What the exercise asks: Each record below is to be reproduced without any change.

Task inputs:
*****
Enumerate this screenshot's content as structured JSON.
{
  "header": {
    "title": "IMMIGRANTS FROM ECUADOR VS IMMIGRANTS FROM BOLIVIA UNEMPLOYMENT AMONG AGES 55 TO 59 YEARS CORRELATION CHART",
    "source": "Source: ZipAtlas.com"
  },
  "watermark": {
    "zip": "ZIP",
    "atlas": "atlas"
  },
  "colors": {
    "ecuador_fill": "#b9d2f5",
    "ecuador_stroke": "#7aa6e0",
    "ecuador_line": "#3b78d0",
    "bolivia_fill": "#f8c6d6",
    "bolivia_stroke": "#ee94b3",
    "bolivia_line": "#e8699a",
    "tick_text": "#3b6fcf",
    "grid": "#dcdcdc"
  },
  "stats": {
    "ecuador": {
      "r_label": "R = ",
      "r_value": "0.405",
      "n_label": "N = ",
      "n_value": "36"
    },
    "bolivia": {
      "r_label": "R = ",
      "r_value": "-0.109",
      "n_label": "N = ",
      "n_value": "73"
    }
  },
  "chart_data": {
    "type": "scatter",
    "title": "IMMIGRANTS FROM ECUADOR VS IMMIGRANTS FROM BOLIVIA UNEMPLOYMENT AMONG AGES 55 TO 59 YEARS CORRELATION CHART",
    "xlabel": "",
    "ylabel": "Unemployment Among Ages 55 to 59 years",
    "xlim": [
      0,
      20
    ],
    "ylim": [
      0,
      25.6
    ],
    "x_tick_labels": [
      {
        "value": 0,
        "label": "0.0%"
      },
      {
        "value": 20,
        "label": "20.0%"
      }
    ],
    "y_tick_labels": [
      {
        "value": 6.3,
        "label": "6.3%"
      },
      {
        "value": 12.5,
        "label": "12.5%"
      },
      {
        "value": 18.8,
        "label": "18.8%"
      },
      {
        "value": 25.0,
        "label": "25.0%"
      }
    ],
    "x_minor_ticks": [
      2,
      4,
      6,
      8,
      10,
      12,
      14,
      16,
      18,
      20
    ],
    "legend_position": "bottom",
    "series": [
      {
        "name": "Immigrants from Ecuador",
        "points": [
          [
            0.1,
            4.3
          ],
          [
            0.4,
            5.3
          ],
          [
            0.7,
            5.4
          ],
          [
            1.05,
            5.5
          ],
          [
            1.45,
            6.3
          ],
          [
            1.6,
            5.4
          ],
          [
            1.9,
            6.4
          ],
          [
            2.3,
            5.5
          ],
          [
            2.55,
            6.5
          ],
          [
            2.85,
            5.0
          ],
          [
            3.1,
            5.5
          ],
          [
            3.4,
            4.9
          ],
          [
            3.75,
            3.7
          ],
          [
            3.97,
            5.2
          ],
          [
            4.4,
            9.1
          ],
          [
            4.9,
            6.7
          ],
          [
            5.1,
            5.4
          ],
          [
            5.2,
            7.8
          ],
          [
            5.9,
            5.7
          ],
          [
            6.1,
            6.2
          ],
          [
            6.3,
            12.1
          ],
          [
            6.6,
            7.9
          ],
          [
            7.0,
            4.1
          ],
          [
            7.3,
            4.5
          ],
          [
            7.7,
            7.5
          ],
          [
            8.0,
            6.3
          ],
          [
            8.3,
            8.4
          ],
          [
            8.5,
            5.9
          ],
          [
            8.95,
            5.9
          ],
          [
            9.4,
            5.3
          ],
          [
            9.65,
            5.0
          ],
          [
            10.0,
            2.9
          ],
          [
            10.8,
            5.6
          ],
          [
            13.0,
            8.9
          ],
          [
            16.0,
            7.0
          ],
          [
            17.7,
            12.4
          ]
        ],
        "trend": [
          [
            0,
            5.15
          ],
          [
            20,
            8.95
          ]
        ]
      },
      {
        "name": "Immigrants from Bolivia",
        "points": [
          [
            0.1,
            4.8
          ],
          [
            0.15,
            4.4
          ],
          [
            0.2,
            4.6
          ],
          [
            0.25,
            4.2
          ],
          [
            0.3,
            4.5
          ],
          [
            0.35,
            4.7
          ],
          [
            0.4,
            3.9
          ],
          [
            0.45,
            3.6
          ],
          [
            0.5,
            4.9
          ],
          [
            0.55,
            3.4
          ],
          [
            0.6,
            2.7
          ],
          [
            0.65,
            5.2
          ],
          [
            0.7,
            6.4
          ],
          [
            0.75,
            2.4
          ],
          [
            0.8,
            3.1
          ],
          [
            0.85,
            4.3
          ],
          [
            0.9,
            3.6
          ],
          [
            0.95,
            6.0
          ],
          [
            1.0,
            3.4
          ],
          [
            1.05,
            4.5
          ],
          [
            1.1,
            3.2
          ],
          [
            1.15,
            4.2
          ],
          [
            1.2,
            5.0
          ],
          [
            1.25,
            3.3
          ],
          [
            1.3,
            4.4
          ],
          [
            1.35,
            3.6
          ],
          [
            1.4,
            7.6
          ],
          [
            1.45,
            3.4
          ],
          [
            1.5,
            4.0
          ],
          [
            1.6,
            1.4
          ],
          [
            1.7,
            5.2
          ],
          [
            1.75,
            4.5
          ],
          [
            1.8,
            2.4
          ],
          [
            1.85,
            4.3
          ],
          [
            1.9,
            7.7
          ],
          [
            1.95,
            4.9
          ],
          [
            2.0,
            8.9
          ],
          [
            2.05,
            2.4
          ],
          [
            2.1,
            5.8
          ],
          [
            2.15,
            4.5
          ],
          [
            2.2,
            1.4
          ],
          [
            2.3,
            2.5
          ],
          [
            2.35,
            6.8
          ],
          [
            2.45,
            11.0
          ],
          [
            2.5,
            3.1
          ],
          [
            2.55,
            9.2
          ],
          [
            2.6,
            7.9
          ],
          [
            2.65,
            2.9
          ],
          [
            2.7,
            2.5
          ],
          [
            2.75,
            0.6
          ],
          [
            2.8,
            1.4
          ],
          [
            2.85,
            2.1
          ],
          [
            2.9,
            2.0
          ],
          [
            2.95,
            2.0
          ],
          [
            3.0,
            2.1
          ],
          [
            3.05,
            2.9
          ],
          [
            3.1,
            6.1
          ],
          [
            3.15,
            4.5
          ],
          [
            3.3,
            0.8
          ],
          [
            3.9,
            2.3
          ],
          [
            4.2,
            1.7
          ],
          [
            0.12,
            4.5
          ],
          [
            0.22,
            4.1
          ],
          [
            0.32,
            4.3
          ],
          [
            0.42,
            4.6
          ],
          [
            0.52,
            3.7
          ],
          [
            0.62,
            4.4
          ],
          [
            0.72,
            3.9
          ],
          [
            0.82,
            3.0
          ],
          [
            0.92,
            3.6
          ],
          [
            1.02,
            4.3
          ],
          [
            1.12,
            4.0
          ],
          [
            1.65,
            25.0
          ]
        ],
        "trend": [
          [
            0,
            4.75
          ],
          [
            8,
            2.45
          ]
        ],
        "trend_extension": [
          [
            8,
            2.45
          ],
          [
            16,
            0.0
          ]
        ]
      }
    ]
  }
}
*****
Correct answer:
Enumerate this screenshot's content as structured JSON.
{
  "header": {
    "title": "IMMIGRANTS FROM ECUADOR VS IMMIGRANTS FROM BOLIVIA UNEMPLOYMENT AMONG AGES 55 TO 59 YEARS CORRELATION CHART",
    "source": "Source: ZipAtlas.com"
  },
  "watermark": {
    "zip": "ZIP",
    "atlas": "atlas"
  },
  "colors": {
    "ecuador_fill": "#b9d2f5",
    "ecuador_stroke": "#7aa6e0",
    "ecuador_line": "#3b78d0",
    "bolivia_fill": "#f8c6d6",
    "bolivia_stroke": "#ee94b3",
    "bolivia_line": "#e8699a",
    "tick_text": "#3b6fcf",
    "grid": "#dcdcdc"
  },
  "stats": {
    "ecuador": {
      "r_label": "R = ",
      "r_value": "0.405",
      "n_label": "N = ",
      "n_value": "36"
    },
    "bolivia": {
      "r_label": "R = ",
      "r_value": "-0.109",
      "n_label": "N = ",
      "n_value": "73"
    }
  },
  "chart_data": {
    "type": "scatter",
    "title": "IMMIGRANTS FROM ECUADOR VS IMMIGRANTS FROM BOLIVIA UNEMPLOYMENT AMONG AGES 55 TO 59 YEARS CORRELATION CHART",
    "xlabel": "",
    "ylabel": "Unemployment Among Ages 55 to 59 years",
    "xlim": [
      0,
      20
    ],
    "ylim": [
      0,
      25.6
    ],
    "x_tick_labels": [
      {
        "value": 0,
        "label": "0.0%"
      },
      {
        "value": 20,
        "label": "20.0%"
      }
    ],
    "y_tick_labels": [
      {
        "value": 6.3,
        "label": "6.3%"
      },
      {
        "value": 12.5,
        "label": "12.5%"
      },
      {
        "value": 18.8,
        "label": "18.8%"
      },
      {
        "value": 25.0,
        "label": "25.0%"
      }
    ],
    "x_minor_ticks": [
      2,
      4,
      6,
      8,
      10,
      12,
      14,
      16,
      18,
      20
    ],
    "legend_position": "bottom",
    "series": [
      {
        "name": "Immigrants from Ecuador",
        "points": [
          [
            0.1,
            4.3
          ],
          [
            0.4,
            5.3
          ],
          [
            0.7,
            5.4
          ],
          [
            1.05,
            5.5
          ],
          [
            1.45,
            6.3
          ],
          [
            1.6,
            5.4
          ],
          [
            1.9,
            6.4
          ],
          [
            2.3,
            5.5
          ],
          [
            2.55,
            6.5
          ],
          [
            2.85,
            5.0
          ],
          [
            3.1,
            5.5
          ],
          [
            3.4,
            4.9
          ],
          [
            3.75,
            3.7
          ],
          [
            3.97,
            5.2
          ],
          [
            4.4,
            9.1
          ],
          [
            4.9,
            6.7
          ],
          [
            5.1,
            5.4
          ],
          [
            5.2,
            7.8
          ],
          [
            5.9,
            5.7
          ],
          [
            6.1,
            6.2
          ],
          [
            6.3,
            12.1
          ],
          [
            6.6,
            7.9
          ],
          [
            7.0,
            4.1
          ],
          [
            7.3,
            4.5
          ],
          [
            7.7,
            7.5
          ],
          [
            8.0,
            6.3
          ],
          [
            8.3,
            8.4
          ],
          [
            8.5,
            5.9
          ],
          [
            8.95,
            5.9
          ],
          [
            9.4,
            5.3
          ],
          [
            9.65,
            5.0
          ],
          [
            10.0,
            2.9
          ],
          [
            10.8,
            5.6
          ],
          [
            13.0,
            8.9
          ],
          [
            16.0,
            7.0
          ],
          [
            17.7,
            12.4
          ]
        ],
        "trend": [
          [
            0,
            5.15
          ],
          [
            20,
            8.95
          ]
        ]
      },
      {
        "name": "Immigrants from Bolivia",
        "points": [
          [
            0.1,
            4.8
          ],
          [
            0.15,
            4.4
          ],
          [
            0.2,
            4.6
          ],
          [
            0.25,
            4.2
          ],
          [
            0.3,
            4.5
          ],
          [
            0.35,
            4.7
          ],
          [
            0.4,
            3.9
          ],
          [
            0.45,
            3.6
          ],
          [
            0.5,
            4.9
          ],
          [
            0.55,
            3.4
          ],
          [
            0.6,
            2.7
          ],
          [
            0.65,
            5.2
          ],
          [
            0.7,
            6.4
          ],
          [
            0.75,
            2.4
          ],
          [
            0.8,
            3.1
          ],
          [
            0.85,
            4.3
          ],
          [
            0.9,
            3.6
          ],
          [
            0.95,
            6.0
          ],
          [
            1.0,
            3.4
          ],
          [
            1.05,
            4.5
          ],
          [
            1.1,
            3.2
          ],
          [
            1.15,
            4.2
          ],
          [
            1.2,
            5.0
          ],
          [
            1.25,
            3.3
          ],
          [
            1.3,
            4.4
          ],
          [
            1.35,
            3.6
          ],
          [
            1.4,
            7.6
          ],
          [
            1.45,
            3.4
          ],
          [
            1.5,
            4.0
          ],
          [
            1.6,
            1.4
          ],
          [
            1.7,
            5.2
          ],
          [
            1.75,
            4.5
          ],
          [
            1.8,
            2.4
          ],
          [
            1.85,
            4.3
          ],
          [
            1.9,
            7.7
          ],
          [
            1.95,
            4.9
          ],
          [
            2.0,
            8.9
          ],
          [
            2.05,
            2.4
          ],
          [
            2.1,
            5.8
          ],
          [
            2.15,
            4.5
          ],
          [
            2.2,
            1.4
          ],
          [
            2.3,
            2.5
          ],
          [
            2.35,
            6.8
          ],
          [
            2.45,
            11.0
          ],
          [
            2.5,
            3.1
          ],
          [
            2.55,
            9.2
          ],
          [
            2.6,
            7.9
          ],
          [
            2.65,
            2.9
          ],
          [
            2.7,
            2.5
          ],
          [
            2.75,
            0.6
          ],
          [
            2.8,
            1.4
          ],
          [
            2.85,
            2.1
          ],
          [
            2.9,
            2.0
          ],
          [
            2.95,
            2.0
          ],
          [
            3.0,
            2.1
          ],
          [
            3.05,
            2.9
          ],
          [
            3.1,
            6.1
          ],
          [
            3.15,
            4.5
          ],
          [
            3.3,
            0.8
          ],
          [
            3.9,
            2.3
          ],
          [
            4.2,
            1.7
          ],
          [
            0.12,
            4.5
          ],
          [
            0.22,
            4.1
          ],
          [
            0.32,
            4.3
          ],
          [
            0.42,
            4.6
          ],
          [
            0.52,
            3.7
          ],
          [
            0.62,
            4.4
          ],
          [
            0.72,
            3.9
          ],
          [
            0.82,
            3.0
          ],
          [
            0.92,
            3.6
          ],
          [
            1.02,
            4.3
          ],
          [
            1.12,
            4.0
          ],
          [
            1.65,
            25.0
          ]
        ],
        "trend": [
          [
            0,
            4.75
          ],
          [
            8,
            2.45
          ]
        ],
        "trend_extension": [
          [
            8,
            2.45
          ],
          [
            16,
            0.0
          ]
        ]
      }
    ]
  }
}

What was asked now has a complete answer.